Extract every line from the records below that contains the word "type".
....
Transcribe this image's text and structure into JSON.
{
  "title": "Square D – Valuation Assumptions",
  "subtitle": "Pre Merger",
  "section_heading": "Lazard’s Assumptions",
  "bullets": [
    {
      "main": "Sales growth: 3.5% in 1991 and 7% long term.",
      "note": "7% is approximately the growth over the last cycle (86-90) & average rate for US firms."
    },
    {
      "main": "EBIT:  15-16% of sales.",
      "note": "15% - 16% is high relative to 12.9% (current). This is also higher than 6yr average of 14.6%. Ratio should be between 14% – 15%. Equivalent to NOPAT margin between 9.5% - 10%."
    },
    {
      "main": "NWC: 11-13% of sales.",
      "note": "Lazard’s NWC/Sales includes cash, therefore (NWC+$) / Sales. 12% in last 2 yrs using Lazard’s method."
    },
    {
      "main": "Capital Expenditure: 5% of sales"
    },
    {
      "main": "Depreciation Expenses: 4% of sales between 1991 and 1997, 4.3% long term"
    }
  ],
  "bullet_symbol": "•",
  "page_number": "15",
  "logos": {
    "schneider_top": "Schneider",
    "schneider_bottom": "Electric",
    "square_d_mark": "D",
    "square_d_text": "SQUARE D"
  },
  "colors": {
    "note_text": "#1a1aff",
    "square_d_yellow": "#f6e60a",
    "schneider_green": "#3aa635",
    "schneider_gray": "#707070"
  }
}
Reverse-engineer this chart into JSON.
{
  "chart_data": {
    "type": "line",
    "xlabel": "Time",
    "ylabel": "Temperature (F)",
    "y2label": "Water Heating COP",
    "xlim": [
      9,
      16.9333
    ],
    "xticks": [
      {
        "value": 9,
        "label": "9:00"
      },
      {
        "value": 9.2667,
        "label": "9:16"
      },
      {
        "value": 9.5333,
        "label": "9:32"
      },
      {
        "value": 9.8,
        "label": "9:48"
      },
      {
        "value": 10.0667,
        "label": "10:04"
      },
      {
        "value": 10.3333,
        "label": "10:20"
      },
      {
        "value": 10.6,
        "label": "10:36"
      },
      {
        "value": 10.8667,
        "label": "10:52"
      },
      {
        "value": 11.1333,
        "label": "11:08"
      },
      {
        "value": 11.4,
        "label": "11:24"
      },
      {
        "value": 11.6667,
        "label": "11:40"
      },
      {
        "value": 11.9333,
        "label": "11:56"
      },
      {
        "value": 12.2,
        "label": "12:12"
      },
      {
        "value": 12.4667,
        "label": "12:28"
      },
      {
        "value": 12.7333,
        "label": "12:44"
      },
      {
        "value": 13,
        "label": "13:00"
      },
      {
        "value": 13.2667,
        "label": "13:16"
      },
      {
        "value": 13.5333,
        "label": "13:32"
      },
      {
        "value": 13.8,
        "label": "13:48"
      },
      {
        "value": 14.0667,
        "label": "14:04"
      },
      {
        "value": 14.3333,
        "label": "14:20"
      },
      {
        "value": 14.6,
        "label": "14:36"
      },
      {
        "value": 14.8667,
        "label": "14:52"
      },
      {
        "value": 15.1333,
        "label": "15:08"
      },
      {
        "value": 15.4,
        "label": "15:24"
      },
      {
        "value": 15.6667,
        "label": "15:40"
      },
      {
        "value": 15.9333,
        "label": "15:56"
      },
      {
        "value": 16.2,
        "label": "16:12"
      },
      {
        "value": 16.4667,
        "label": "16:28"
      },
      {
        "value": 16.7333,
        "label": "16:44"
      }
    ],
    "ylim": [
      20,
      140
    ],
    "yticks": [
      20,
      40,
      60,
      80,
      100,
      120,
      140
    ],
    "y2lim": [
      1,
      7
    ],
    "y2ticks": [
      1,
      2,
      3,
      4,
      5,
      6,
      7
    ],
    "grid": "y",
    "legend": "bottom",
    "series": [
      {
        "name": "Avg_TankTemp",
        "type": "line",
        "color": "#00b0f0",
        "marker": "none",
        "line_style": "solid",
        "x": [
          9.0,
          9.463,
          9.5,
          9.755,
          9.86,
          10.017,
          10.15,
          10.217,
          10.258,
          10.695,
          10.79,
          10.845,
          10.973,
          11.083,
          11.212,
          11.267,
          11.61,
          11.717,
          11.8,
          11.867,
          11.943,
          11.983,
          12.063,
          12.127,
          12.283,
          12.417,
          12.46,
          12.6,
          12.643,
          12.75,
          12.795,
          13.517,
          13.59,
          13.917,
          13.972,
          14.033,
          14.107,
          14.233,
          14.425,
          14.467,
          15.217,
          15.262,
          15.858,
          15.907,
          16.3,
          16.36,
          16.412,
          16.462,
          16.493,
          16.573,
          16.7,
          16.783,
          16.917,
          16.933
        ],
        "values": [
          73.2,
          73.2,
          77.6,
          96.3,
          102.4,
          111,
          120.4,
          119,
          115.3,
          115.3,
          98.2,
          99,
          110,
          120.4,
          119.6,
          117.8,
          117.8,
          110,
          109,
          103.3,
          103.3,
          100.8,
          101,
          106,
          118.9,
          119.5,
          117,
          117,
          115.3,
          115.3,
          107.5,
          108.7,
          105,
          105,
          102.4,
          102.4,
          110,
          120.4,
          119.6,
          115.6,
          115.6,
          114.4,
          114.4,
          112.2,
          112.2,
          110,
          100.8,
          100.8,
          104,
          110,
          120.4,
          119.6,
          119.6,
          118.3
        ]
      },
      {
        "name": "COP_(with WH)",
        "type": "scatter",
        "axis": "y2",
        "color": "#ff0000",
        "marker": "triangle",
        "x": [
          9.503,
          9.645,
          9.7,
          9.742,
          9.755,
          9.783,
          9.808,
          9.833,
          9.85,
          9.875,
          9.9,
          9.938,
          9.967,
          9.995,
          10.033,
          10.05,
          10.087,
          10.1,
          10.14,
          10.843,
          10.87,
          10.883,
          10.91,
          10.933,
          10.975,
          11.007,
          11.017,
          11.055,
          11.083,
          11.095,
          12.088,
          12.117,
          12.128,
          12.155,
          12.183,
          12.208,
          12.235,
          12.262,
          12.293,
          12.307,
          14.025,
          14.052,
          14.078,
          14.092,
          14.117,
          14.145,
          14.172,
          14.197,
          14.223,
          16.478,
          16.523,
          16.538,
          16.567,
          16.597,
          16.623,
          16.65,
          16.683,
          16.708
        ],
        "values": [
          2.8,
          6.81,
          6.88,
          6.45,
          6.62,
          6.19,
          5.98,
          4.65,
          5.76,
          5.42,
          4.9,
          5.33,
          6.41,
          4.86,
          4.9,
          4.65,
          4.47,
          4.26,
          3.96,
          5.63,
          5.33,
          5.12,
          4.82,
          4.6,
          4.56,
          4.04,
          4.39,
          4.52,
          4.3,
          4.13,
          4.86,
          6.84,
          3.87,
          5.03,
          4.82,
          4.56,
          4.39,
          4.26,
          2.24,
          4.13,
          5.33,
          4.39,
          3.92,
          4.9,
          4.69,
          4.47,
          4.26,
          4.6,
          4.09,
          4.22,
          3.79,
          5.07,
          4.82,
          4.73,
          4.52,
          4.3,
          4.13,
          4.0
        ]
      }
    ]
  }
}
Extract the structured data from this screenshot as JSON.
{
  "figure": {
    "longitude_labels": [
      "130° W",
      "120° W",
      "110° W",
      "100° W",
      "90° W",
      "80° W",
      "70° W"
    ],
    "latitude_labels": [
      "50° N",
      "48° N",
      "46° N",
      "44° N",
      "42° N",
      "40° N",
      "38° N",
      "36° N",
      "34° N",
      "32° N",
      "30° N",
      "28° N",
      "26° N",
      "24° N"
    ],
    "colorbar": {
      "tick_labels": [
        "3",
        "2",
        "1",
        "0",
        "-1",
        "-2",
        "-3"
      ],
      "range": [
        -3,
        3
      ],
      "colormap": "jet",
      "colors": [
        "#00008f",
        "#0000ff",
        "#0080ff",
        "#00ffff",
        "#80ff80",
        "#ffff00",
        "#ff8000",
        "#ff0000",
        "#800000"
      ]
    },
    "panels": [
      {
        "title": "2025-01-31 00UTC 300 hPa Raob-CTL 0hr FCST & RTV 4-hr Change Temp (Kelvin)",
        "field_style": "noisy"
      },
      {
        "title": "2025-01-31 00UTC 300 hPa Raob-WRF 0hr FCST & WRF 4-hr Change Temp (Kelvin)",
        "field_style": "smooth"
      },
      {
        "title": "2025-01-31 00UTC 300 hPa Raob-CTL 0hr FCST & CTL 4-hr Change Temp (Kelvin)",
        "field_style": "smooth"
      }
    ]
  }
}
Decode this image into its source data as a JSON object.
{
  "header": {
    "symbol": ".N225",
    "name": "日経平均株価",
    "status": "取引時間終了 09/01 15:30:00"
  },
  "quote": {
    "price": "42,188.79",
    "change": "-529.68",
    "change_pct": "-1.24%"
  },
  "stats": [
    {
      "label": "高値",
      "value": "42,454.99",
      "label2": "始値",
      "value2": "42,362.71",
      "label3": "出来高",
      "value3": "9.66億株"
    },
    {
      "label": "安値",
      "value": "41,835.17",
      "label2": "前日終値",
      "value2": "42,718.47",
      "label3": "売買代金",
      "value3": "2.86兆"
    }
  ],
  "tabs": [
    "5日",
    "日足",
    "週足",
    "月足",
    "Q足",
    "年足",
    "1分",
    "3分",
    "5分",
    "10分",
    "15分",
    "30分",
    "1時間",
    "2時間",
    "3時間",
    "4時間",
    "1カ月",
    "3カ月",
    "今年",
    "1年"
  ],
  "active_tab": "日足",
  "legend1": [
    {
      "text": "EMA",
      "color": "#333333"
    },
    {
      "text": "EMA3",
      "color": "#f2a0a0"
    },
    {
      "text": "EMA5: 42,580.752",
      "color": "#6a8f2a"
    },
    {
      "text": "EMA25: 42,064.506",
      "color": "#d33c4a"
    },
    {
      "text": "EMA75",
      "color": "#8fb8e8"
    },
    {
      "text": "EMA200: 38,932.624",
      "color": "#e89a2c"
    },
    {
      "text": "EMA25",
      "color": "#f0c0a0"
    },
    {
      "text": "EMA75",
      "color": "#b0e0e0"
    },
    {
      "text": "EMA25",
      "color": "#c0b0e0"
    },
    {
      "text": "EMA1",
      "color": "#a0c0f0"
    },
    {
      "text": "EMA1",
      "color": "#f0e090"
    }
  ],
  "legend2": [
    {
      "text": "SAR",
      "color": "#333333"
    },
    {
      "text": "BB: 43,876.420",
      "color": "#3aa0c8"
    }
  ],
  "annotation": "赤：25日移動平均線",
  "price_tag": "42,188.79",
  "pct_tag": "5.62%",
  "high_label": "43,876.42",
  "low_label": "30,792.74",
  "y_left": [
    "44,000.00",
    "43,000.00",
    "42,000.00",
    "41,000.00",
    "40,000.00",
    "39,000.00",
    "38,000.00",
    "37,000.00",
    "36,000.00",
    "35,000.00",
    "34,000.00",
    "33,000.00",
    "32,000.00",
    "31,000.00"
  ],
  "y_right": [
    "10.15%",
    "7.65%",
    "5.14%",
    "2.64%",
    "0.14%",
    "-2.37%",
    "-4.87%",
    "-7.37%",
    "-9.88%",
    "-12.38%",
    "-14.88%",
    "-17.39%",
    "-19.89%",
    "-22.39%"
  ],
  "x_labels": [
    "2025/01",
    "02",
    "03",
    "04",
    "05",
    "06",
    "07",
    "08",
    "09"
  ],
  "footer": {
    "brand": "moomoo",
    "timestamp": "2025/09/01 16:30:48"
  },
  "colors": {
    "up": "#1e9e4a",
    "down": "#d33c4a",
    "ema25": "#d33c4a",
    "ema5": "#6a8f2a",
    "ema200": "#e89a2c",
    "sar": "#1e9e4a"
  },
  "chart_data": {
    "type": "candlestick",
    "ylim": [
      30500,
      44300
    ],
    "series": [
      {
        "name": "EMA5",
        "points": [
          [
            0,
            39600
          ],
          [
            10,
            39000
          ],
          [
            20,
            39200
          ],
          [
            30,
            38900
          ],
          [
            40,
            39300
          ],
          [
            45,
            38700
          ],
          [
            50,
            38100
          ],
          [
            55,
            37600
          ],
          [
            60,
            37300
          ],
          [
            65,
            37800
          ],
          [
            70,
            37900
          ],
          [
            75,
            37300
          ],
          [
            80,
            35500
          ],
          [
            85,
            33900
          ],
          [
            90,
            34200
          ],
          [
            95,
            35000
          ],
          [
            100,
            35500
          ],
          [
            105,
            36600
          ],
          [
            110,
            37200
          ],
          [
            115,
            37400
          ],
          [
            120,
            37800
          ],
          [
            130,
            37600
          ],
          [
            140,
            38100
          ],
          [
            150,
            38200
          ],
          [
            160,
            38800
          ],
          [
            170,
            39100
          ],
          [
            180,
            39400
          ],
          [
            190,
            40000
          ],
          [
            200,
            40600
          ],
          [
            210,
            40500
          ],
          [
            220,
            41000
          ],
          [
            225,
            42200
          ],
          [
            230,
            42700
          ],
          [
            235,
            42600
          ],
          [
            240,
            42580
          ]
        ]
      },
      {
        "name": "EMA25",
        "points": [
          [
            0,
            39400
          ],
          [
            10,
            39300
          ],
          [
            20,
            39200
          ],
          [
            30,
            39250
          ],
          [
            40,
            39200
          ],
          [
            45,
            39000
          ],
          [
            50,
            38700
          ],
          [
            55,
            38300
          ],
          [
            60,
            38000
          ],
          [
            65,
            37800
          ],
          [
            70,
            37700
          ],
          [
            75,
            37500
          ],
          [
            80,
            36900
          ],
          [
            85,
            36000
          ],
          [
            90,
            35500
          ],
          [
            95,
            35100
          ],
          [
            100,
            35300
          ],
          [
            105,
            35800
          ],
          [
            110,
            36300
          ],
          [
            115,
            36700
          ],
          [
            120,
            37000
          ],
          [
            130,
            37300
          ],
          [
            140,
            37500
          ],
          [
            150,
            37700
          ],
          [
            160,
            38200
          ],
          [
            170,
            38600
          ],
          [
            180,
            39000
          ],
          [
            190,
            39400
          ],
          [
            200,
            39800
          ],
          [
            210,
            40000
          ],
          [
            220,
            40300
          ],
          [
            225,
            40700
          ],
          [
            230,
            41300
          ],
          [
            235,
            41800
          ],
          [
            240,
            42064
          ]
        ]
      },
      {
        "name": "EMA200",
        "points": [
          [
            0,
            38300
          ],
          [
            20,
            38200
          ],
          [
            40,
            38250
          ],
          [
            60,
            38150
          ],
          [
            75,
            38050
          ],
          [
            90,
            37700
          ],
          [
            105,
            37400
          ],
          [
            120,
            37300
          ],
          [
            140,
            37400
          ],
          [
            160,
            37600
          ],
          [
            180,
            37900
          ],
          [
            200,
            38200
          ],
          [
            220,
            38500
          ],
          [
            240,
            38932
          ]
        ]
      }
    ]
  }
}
....
:: Result ::
    "type": "line",
        "type": "line",
        "type": "scatter",
    "type": "candlestick",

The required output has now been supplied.